- PROBLEM DETAILS:
All that is needed is every record, duplicated exactly.

Figure record listings:

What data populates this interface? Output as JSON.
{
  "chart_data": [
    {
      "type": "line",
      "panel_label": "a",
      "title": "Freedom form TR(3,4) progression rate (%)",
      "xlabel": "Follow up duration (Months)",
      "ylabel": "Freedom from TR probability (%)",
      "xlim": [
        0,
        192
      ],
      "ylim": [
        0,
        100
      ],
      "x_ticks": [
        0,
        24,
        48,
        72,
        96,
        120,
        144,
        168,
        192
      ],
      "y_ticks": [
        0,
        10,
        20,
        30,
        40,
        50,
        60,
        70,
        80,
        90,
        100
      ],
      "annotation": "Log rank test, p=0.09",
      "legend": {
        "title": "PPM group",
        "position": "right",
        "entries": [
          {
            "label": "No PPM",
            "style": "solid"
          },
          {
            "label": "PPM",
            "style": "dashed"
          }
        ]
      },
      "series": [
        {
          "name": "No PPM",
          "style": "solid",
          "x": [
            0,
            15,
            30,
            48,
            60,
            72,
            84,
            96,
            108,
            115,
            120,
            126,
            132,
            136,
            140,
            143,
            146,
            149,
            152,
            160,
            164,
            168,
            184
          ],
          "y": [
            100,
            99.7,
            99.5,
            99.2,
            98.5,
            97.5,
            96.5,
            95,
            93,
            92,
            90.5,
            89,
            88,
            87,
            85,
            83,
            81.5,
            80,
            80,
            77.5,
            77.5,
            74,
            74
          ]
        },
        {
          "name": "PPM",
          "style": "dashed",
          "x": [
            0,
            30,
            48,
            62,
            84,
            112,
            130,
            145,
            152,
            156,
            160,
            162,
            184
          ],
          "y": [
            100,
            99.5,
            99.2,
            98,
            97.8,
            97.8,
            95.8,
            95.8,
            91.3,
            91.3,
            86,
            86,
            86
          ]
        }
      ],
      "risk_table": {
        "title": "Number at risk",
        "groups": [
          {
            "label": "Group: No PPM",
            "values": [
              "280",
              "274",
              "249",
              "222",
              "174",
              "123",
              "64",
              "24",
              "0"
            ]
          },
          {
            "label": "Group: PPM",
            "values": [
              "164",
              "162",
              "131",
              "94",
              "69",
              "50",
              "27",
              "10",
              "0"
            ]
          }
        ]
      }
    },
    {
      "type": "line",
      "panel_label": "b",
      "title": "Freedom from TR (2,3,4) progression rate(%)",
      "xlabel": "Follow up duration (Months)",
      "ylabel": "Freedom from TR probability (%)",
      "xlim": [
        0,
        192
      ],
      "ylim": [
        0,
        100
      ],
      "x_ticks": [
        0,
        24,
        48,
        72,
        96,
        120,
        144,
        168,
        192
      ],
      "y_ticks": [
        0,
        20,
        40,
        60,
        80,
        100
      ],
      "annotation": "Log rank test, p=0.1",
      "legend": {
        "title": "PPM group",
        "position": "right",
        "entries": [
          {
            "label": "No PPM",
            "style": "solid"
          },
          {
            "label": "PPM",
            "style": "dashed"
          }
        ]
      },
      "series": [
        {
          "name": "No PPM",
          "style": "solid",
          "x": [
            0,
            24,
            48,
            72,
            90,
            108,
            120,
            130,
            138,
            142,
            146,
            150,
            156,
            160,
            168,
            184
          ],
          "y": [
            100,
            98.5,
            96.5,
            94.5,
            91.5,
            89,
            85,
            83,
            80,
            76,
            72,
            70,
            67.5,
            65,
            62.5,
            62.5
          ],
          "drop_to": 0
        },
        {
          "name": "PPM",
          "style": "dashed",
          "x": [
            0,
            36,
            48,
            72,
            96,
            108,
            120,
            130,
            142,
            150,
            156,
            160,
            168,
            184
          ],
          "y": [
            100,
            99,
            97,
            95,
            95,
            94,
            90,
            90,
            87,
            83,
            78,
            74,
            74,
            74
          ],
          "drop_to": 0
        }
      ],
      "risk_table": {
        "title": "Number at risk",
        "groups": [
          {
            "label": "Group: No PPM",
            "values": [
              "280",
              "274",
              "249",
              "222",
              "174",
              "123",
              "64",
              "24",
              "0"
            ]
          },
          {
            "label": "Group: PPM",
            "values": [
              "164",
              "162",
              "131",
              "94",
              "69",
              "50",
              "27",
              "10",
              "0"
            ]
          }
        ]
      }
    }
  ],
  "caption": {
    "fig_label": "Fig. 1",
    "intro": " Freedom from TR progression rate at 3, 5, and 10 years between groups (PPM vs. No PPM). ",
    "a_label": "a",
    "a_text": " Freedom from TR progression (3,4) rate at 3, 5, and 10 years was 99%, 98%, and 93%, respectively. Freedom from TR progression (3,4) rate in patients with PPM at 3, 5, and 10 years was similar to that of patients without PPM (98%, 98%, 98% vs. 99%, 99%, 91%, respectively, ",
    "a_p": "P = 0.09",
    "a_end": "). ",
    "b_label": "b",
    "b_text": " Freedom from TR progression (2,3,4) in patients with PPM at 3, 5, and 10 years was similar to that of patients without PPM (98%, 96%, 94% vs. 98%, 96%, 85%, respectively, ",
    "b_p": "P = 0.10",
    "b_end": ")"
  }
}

- SOLUTION TO THIS TASK:
What data populates this interface? Output as JSON.
{
  "chart_data": [
    {
      "type": "line",
      "panel_label": "a",
      "title": "Freedom form TR(3,4) progression rate (%)",
      "xlabel": "Follow up duration (Months)",
      "ylabel": "Freedom from TR probability (%)",
      "xlim": [
        0,
        192
      ],
      "ylim": [
        0,
        100
      ],
      "x_ticks": [
        0,
        24,
        48,
        72,
        96,
        120,
        144,
        168,
        192
      ],
      "y_ticks": [
        0,
        10,
        20,
        30,
        40,
        50,
        60,
        70,
        80,
        90,
        100
      ],
      "annotation": "Log rank test, p=0.09",
      "legend": {
        "title": "PPM group",
        "position": "right",
        "entries": [
          {
            "label": "No PPM",
            "style": "solid"
          },
          {
            "label": "PPM",
            "style": "dashed"
          }
        ]
      },
      "series": [
        {
          "name": "No PPM",
          "style": "solid",
          "x": [
            0,
            15,
            30,
            48,
            60,
            72,
            84,
            96,
            108,
            115,
            120,
            126,
            132,
            136,
            140,
            143,
            146,
            149,
            152,
            160,
            164,
            168,
            184
          ],
          "y": [
            100,
            99.7,
            99.5,
            99.2,
            98.5,
            97.5,
            96.5,
            95,
            93,
            92,
            90.5,
            89,
            88,
            87,
            85,
            83,
            81.5,
            80,
            80,
            77.5,
            77.5,
            74,
            74
          ]
        },
        {
          "name": "PPM",
          "style": "dashed",
          "x": [
            0,
            30,
            48,
            62,
            84,
            112,
            130,
            145,
            152,
            156,
            160,
            162,
            184
          ],
          "y": [
            100,
            99.5,
            99.2,
            98,
            97.8,
            97.8,
            95.8,
            95.8,
            91.3,
            91.3,
            86,
            86,
            86
          ]
        }
      ],
      "risk_table": {
        "title": "Number at risk",
        "groups": [
          {
            "label": "Group: No PPM",
            "values": [
              "280",
              "274",
              "249",
              "222",
              "174",
              "123",
              "64",
              "24",
              "0"
            ]
          },
          {
            "label": "Group: PPM",
            "values": [
              "164",
              "162",
              "131",
              "94",
              "69",
              "50",
              "27",
              "10",
              "0"
            ]
          }
        ]
      }
    },
    {
      "type": "line",
      "panel_label": "b",
      "title": "Freedom from TR (2,3,4) progression rate(%)",
      "xlabel": "Follow up duration (Months)",
      "ylabel": "Freedom from TR probability (%)",
      "xlim": [
        0,
        192
      ],
      "ylim": [
        0,
        100
      ],
      "x_ticks": [
        0,
        24,
        48,
        72,
        96,
        120,
        144,
        168,
        192
      ],
      "y_ticks": [
        0,
        20,
        40,
        60,
        80,
        100
      ],
      "annotation": "Log rank test, p=0.1",
      "legend": {
        "title": "PPM group",
        "position": "right",
        "entries": [
          {
            "label": "No PPM",
            "style": "solid"
          },
          {
            "label": "PPM",
            "style": "dashed"
          }
        ]
      },
      "series": [
        {
          "name": "No PPM",
          "style": "solid",
          "x": [
            0,
            24,
            48,
            72,
            90,
            108,
            120,
            130,
            138,
            142,
            146,
            150,
            156,
            160,
            168,
            184
          ],
          "y": [
            100,
            98.5,
            96.5,
            94.5,
            91.5,
            89,
            85,
            83,
            80,
            76,
            72,
            70,
            67.5,
            65,
            62.5,
            62.5
          ],
          "drop_to": 0
        },
        {
          "name": "PPM",
          "style": "dashed",
          "x": [
            0,
            36,
            48,
            72,
            96,
            108,
            120,
            130,
            142,
            150,
            156,
            160,
            168,
            184
          ],
          "y": [
            100,
            99,
            97,
            95,
            95,
            94,
            90,
            90,
            87,
            83,
            78,
            74,
            74,
            74
          ],
          "drop_to": 0
        }
      ],
      "risk_table": {
        "title": "Number at risk",
        "groups": [
          {
            "label": "Group: No PPM",
            "values": [
              "280",
              "274",
              "249",
              "222",
              "174",
              "123",
              "64",
              "24",
              "0"
            ]
          },
          {
            "label": "Group: PPM",
            "values": [
              "164",
              "162",
              "131",
              "94",
              "69",
              "50",
              "27",
              "10",
              "0"
            ]
          }
        ]
      }
    }
  ],
  "caption": {
    "fig_label": "Fig. 1",
    "intro": " Freedom from TR progression rate at 3, 5, and 10 years between groups (PPM vs. No PPM). ",
    "a_label": "a",
    "a_text": " Freedom from TR progression (3,4) rate at 3, 5, and 10 years was 99%, 98%, and 93%, respectively. Freedom from TR progression (3,4) rate in patients with PPM at 3, 5, and 10 years was similar to that of patients without PPM (98%, 98%, 98% vs. 99%, 99%, 91%, respectively, ",
    "a_p": "P = 0.09",
    "a_end": "). ",
    "b_label": "b",
    "b_text": " Freedom from TR progression (2,3,4) in patients with PPM at 3, 5, and 10 years was similar to that of patients without PPM (98%, 96%, 94% vs. 98%, 96%, 85%, respectively, ",
    "b_p": "P = 0.10",
    "b_end": ")"
  }
}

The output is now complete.